Set problem
Return all entries precisely as they stand, without the images.

-------------------------

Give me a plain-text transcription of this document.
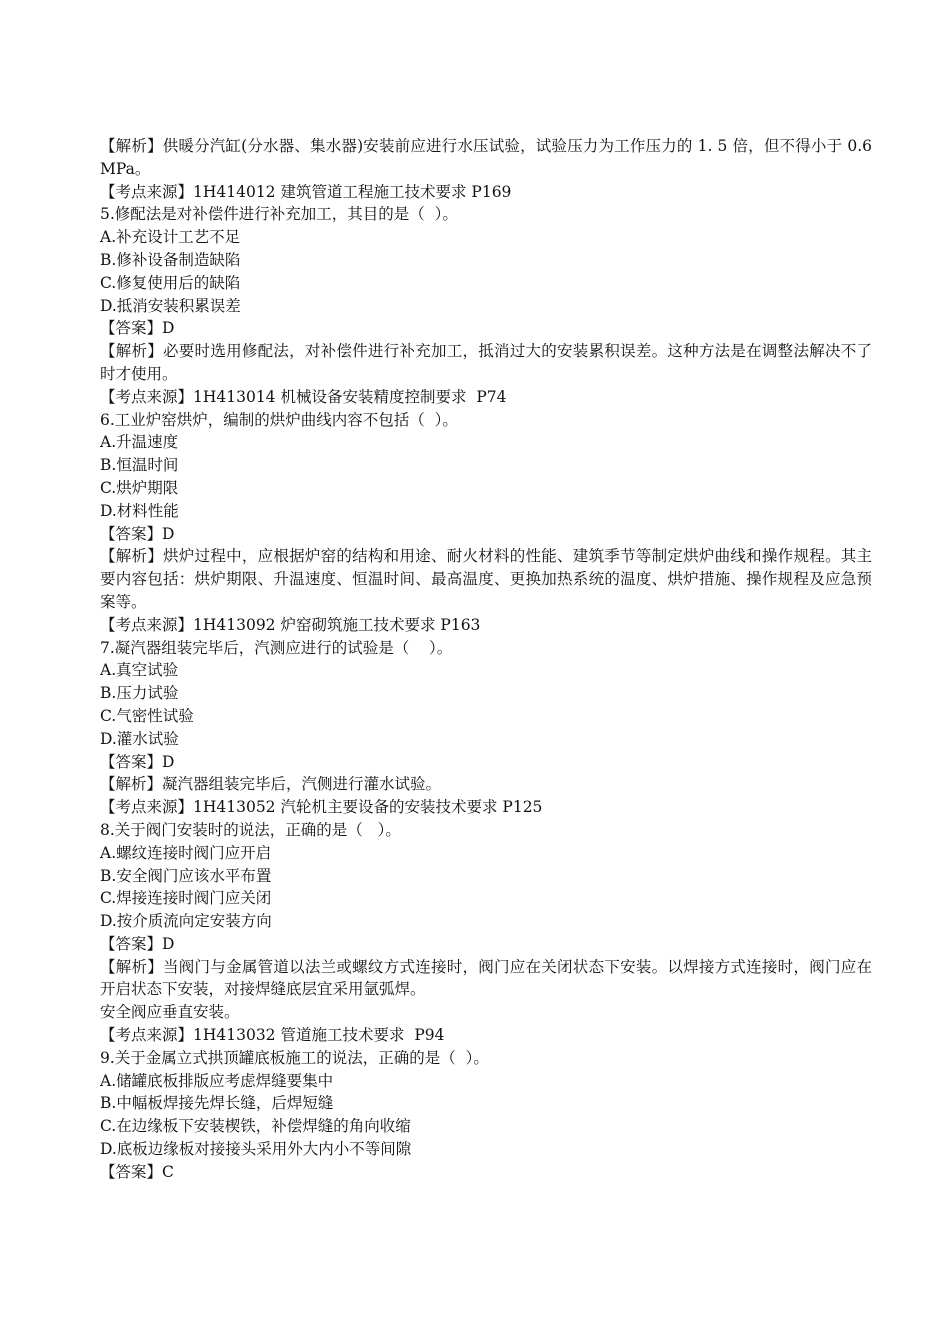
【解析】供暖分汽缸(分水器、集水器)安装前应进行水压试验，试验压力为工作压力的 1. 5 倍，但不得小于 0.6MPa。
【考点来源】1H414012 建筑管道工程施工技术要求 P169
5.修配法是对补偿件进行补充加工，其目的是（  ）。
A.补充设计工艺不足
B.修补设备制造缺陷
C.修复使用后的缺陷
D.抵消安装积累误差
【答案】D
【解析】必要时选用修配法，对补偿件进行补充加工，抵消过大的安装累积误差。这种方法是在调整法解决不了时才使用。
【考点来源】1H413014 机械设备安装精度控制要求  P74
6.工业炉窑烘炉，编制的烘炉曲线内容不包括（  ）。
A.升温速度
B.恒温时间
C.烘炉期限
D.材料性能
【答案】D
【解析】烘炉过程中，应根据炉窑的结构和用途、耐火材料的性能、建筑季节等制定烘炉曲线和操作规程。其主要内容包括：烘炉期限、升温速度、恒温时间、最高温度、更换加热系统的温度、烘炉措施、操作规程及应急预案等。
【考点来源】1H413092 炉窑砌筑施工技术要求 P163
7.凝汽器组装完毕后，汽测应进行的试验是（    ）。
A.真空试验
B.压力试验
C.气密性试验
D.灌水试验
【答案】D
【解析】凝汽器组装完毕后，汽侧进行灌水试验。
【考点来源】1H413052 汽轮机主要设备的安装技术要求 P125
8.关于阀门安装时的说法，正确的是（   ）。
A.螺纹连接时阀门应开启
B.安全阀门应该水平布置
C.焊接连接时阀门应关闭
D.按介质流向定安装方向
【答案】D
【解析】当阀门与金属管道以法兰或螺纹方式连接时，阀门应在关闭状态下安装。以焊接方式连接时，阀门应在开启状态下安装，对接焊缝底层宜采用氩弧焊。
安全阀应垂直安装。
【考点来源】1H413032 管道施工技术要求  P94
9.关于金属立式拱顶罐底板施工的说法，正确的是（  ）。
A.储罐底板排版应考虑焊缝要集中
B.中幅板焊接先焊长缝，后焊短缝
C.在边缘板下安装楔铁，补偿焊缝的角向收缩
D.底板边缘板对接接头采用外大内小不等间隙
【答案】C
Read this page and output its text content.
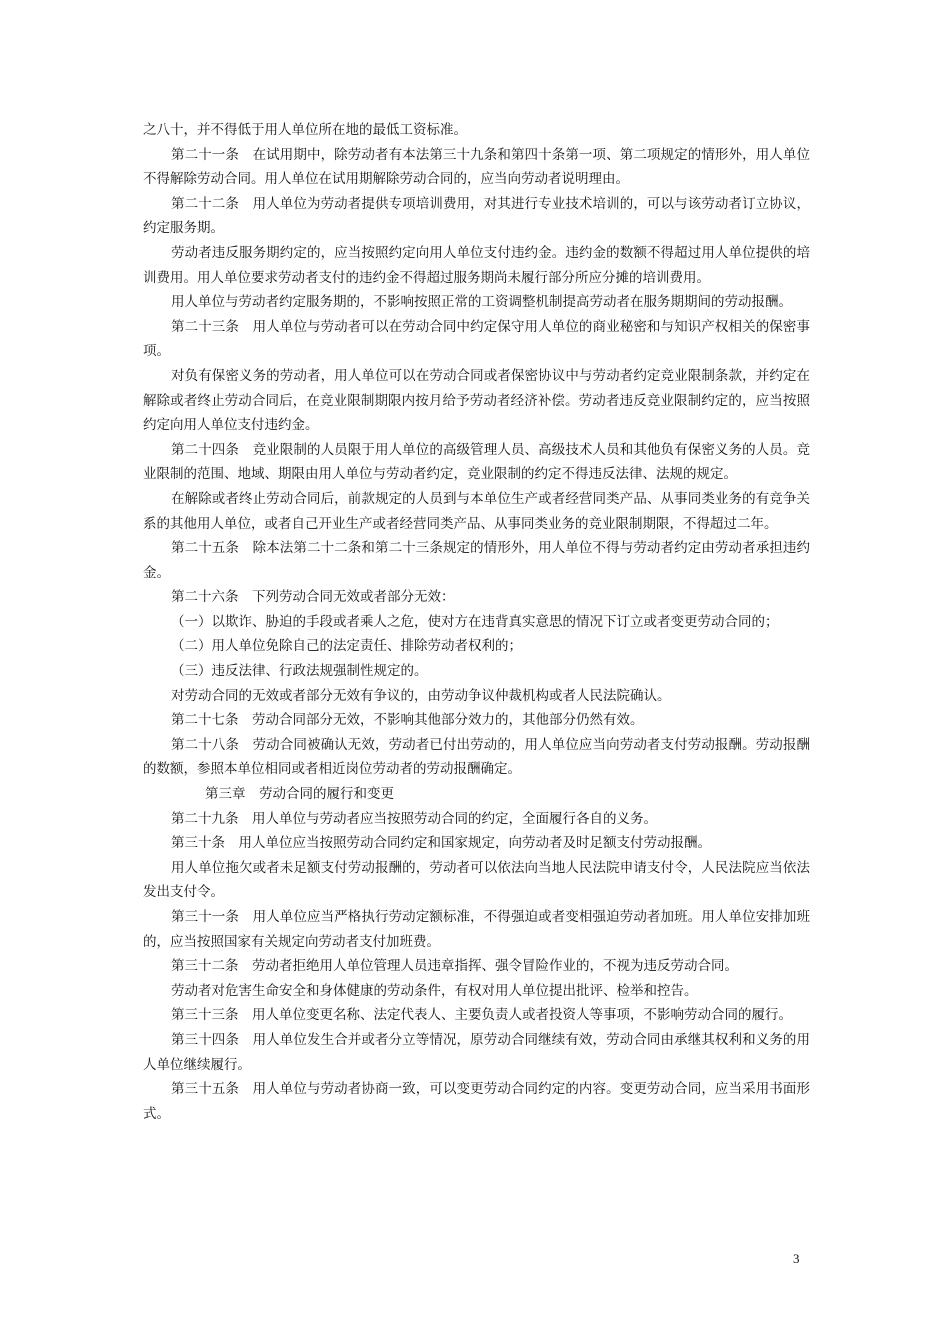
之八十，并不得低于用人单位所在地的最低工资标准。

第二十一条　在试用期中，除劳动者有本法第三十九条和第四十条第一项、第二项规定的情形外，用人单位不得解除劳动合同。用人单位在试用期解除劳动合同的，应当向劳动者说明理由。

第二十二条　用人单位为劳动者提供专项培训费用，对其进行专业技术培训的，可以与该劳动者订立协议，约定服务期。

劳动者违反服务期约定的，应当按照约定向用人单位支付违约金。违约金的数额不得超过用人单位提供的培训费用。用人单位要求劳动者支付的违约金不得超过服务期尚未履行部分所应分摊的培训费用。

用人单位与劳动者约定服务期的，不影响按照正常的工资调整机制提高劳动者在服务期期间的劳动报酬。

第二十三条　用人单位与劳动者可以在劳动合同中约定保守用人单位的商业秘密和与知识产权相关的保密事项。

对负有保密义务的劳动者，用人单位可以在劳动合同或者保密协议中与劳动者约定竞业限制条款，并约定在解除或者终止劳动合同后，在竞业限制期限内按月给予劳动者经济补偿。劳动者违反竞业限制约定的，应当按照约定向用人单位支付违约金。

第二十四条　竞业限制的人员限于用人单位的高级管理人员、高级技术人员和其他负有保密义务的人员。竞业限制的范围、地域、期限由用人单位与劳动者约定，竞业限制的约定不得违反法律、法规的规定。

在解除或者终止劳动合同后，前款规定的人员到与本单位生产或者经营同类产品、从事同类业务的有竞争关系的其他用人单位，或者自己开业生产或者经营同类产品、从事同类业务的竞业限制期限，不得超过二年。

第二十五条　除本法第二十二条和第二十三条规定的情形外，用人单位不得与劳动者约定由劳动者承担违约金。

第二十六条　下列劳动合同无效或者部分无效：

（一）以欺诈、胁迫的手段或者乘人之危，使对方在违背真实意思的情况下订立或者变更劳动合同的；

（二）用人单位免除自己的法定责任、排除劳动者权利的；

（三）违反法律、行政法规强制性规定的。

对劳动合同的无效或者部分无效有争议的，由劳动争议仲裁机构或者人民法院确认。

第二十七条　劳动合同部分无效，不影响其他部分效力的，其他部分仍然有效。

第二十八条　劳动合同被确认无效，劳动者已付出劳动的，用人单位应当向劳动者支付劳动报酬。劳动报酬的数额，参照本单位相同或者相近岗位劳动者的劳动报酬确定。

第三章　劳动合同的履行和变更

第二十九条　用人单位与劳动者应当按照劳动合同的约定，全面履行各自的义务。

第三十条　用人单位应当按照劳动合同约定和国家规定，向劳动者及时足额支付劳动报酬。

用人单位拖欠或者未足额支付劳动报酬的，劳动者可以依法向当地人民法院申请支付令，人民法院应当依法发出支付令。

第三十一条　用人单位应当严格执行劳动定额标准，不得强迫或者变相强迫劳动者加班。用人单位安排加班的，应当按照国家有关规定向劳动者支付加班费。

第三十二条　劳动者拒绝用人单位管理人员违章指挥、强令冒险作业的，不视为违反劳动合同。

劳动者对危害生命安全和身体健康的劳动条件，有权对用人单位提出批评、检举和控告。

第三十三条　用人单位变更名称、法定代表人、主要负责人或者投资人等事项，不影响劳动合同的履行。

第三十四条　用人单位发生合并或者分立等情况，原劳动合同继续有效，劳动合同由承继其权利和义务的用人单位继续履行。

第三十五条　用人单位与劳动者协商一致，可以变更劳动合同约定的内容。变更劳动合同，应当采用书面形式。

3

-------------------------

Task solution
Give me a plain-text transcription of this document.
【解析】供暖分汽缸(分水器、集水器)安装前应进行水压试验，试验压力为工作压力的 1. 5 倍，但不得小于 0.6MPa。
【考点来源】1H414012 建筑管道工程施工技术要求 P169
5.修配法是对补偿件进行补充加工，其目的是（  ）。
A.补充设计工艺不足
B.修补设备制造缺陷
C.修复使用后的缺陷
D.抵消安装积累误差
【答案】D
【解析】必要时选用修配法，对补偿件进行补充加工，抵消过大的安装累积误差。这种方法是在调整法解决不了时才使用。
【考点来源】1H413014 机械设备安装精度控制要求  P74
6.工业炉窑烘炉，编制的烘炉曲线内容不包括（  ）。
A.升温速度
B.恒温时间
C.烘炉期限
D.材料性能
【答案】D
【解析】烘炉过程中，应根据炉窑的结构和用途、耐火材料的性能、建筑季节等制定烘炉曲线和操作规程。其主要内容包括：烘炉期限、升温速度、恒温时间、最高温度、更换加热系统的温度、烘炉措施、操作规程及应急预案等。
【考点来源】1H413092 炉窑砌筑施工技术要求 P163
7.凝汽器组装完毕后，汽测应进行的试验是（    ）。
A.真空试验
B.压力试验
C.气密性试验
D.灌水试验
【答案】D
【解析】凝汽器组装完毕后，汽侧进行灌水试验。
【考点来源】1H413052 汽轮机主要设备的安装技术要求 P125
8.关于阀门安装时的说法，正确的是（   ）。
A.螺纹连接时阀门应开启
B.安全阀门应该水平布置
C.焊接连接时阀门应关闭
D.按介质流向定安装方向
【答案】D
【解析】当阀门与金属管道以法兰或螺纹方式连接时，阀门应在关闭状态下安装。以焊接方式连接时，阀门应在开启状态下安装，对接焊缝底层宜采用氩弧焊。
安全阀应垂直安装。
【考点来源】1H413032 管道施工技术要求  P94
9.关于金属立式拱顶罐底板施工的说法，正确的是（  ）。
A.储罐底板排版应考虑焊缝要集中
B.中幅板焊接先焊长缝，后焊短缝
C.在边缘板下安装楔铁，补偿焊缝的角向收缩
D.底板边缘板对接接头采用外大内小不等间隙
【答案】C
Read this page and output its text content.
之八十，并不得低于用人单位所在地的最低工资标准。

第二十一条　在试用期中，除劳动者有本法第三十九条和第四十条第一项、第二项规定的情形外，用人单位不得解除劳动合同。用人单位在试用期解除劳动合同的，应当向劳动者说明理由。

第二十二条　用人单位为劳动者提供专项培训费用，对其进行专业技术培训的，可以与该劳动者订立协议，约定服务期。

劳动者违反服务期约定的，应当按照约定向用人单位支付违约金。违约金的数额不得超过用人单位提供的培训费用。用人单位要求劳动者支付的违约金不得超过服务期尚未履行部分所应分摊的培训费用。

用人单位与劳动者约定服务期的，不影响按照正常的工资调整机制提高劳动者在服务期期间的劳动报酬。

第二十三条　用人单位与劳动者可以在劳动合同中约定保守用人单位的商业秘密和与知识产权相关的保密事项。

对负有保密义务的劳动者，用人单位可以在劳动合同或者保密协议中与劳动者约定竞业限制条款，并约定在解除或者终止劳动合同后，在竞业限制期限内按月给予劳动者经济补偿。劳动者违反竞业限制约定的，应当按照约定向用人单位支付违约金。

第二十四条　竞业限制的人员限于用人单位的高级管理人员、高级技术人员和其他负有保密义务的人员。竞业限制的范围、地域、期限由用人单位与劳动者约定，竞业限制的约定不得违反法律、法规的规定。

在解除或者终止劳动合同后，前款规定的人员到与本单位生产或者经营同类产品、从事同类业务的有竞争关系的其他用人单位，或者自己开业生产或者经营同类产品、从事同类业务的竞业限制期限，不得超过二年。

第二十五条　除本法第二十二条和第二十三条规定的情形外，用人单位不得与劳动者约定由劳动者承担违约金。

第二十六条　下列劳动合同无效或者部分无效：

（一）以欺诈、胁迫的手段或者乘人之危，使对方在违背真实意思的情况下订立或者变更劳动合同的；

（二）用人单位免除自己的法定责任、排除劳动者权利的；

（三）违反法律、行政法规强制性规定的。

对劳动合同的无效或者部分无效有争议的，由劳动争议仲裁机构或者人民法院确认。

第二十七条　劳动合同部分无效，不影响其他部分效力的，其他部分仍然有效。

第二十八条　劳动合同被确认无效，劳动者已付出劳动的，用人单位应当向劳动者支付劳动报酬。劳动报酬的数额，参照本单位相同或者相近岗位劳动者的劳动报酬确定。

第三章　劳动合同的履行和变更

第二十九条　用人单位与劳动者应当按照劳动合同的约定，全面履行各自的义务。

第三十条　用人单位应当按照劳动合同约定和国家规定，向劳动者及时足额支付劳动报酬。

用人单位拖欠或者未足额支付劳动报酬的，劳动者可以依法向当地人民法院申请支付令，人民法院应当依法发出支付令。

第三十一条　用人单位应当严格执行劳动定额标准，不得强迫或者变相强迫劳动者加班。用人单位安排加班的，应当按照国家有关规定向劳动者支付加班费。

第三十二条　劳动者拒绝用人单位管理人员违章指挥、强令冒险作业的，不视为违反劳动合同。

劳动者对危害生命安全和身体健康的劳动条件，有权对用人单位提出批评、检举和控告。

第三十三条　用人单位变更名称、法定代表人、主要负责人或者投资人等事项，不影响劳动合同的履行。

第三十四条　用人单位发生合并或者分立等情况，原劳动合同继续有效，劳动合同由承继其权利和义务的用人单位继续履行。

第三十五条　用人单位与劳动者协商一致，可以变更劳动合同约定的内容。变更劳动合同，应当采用书面形式。

3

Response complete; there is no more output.